— Start SOURCE RECORDS —

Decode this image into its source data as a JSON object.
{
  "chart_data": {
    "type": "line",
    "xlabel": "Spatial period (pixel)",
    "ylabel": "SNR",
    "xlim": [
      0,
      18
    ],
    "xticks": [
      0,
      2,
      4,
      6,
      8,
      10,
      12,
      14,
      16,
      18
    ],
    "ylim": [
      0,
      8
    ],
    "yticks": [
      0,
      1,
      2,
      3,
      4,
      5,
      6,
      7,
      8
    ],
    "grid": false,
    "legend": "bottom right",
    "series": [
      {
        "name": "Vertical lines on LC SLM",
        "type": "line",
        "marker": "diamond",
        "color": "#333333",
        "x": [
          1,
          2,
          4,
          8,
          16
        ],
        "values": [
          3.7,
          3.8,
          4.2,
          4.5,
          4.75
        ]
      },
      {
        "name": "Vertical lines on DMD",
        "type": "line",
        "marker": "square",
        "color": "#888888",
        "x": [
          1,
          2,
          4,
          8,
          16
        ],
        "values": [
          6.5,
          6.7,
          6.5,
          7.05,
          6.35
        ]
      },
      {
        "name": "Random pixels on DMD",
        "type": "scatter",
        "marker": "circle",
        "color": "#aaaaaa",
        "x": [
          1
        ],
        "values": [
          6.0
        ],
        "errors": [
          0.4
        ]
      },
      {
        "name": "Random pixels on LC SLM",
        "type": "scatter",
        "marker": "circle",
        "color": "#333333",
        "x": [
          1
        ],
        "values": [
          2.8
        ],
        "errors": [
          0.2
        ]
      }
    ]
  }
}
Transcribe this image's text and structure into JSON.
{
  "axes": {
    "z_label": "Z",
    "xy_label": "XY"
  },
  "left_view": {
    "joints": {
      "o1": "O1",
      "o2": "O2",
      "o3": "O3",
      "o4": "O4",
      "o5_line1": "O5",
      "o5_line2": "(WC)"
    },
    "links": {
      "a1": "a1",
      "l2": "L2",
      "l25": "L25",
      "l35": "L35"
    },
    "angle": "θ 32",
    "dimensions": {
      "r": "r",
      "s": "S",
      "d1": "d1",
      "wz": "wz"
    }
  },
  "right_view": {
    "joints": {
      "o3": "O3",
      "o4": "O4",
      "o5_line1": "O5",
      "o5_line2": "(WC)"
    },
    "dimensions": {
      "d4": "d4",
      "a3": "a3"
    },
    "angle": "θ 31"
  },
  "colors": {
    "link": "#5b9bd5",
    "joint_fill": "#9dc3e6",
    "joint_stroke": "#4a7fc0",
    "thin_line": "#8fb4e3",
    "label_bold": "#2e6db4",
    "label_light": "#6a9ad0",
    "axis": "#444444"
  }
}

— End SOURCE RECORDS —

» **EXERCISE PROMPT**:
Write out the records above again, keeping each one identical to the original.

» **TASK SOLUTION**:
Decode this image into its source data as a JSON object.
{
  "chart_data": {
    "type": "line",
    "xlabel": "Spatial period (pixel)",
    "ylabel": "SNR",
    "xlim": [
      0,
      18
    ],
    "xticks": [
      0,
      2,
      4,
      6,
      8,
      10,
      12,
      14,
      16,
      18
    ],
    "ylim": [
      0,
      8
    ],
    "yticks": [
      0,
      1,
      2,
      3,
      4,
      5,
      6,
      7,
      8
    ],
    "grid": false,
    "legend": "bottom right",
    "series": [
      {
        "name": "Vertical lines on LC SLM",
        "type": "line",
        "marker": "diamond",
        "color": "#333333",
        "x": [
          1,
          2,
          4,
          8,
          16
        ],
        "values": [
          3.7,
          3.8,
          4.2,
          4.5,
          4.75
        ]
      },
      {
        "name": "Vertical lines on DMD",
        "type": "line",
        "marker": "square",
        "color": "#888888",
        "x": [
          1,
          2,
          4,
          8,
          16
        ],
        "values": [
          6.5,
          6.7,
          6.5,
          7.05,
          6.35
        ]
      },
      {
        "name": "Random pixels on DMD",
        "type": "scatter",
        "marker": "circle",
        "color": "#aaaaaa",
        "x": [
          1
        ],
        "values": [
          6.0
        ],
        "errors": [
          0.4
        ]
      },
      {
        "name": "Random pixels on LC SLM",
        "type": "scatter",
        "marker": "circle",
        "color": "#333333",
        "x": [
          1
        ],
        "values": [
          2.8
        ],
        "errors": [
          0.2
        ]
      }
    ]
  }
}
Transcribe this image's text and structure into JSON.
{
  "axes": {
    "z_label": "Z",
    "xy_label": "XY"
  },
  "left_view": {
    "joints": {
      "o1": "O1",
      "o2": "O2",
      "o3": "O3",
      "o4": "O4",
      "o5_line1": "O5",
      "o5_line2": "(WC)"
    },
    "links": {
      "a1": "a1",
      "l2": "L2",
      "l25": "L25",
      "l35": "L35"
    },
    "angle": "θ 32",
    "dimensions": {
      "r": "r",
      "s": "S",
      "d1": "d1",
      "wz": "wz"
    }
  },
  "right_view": {
    "joints": {
      "o3": "O3",
      "o4": "O4",
      "o5_line1": "O5",
      "o5_line2": "(WC)"
    },
    "dimensions": {
      "d4": "d4",
      "a3": "a3"
    },
    "angle": "θ 31"
  },
  "colors": {
    "link": "#5b9bd5",
    "joint_fill": "#9dc3e6",
    "joint_stroke": "#4a7fc0",
    "thin_line": "#8fb4e3",
    "label_bold": "#2e6db4",
    "label_light": "#6a9ad0",
    "axis": "#444444"
  }
}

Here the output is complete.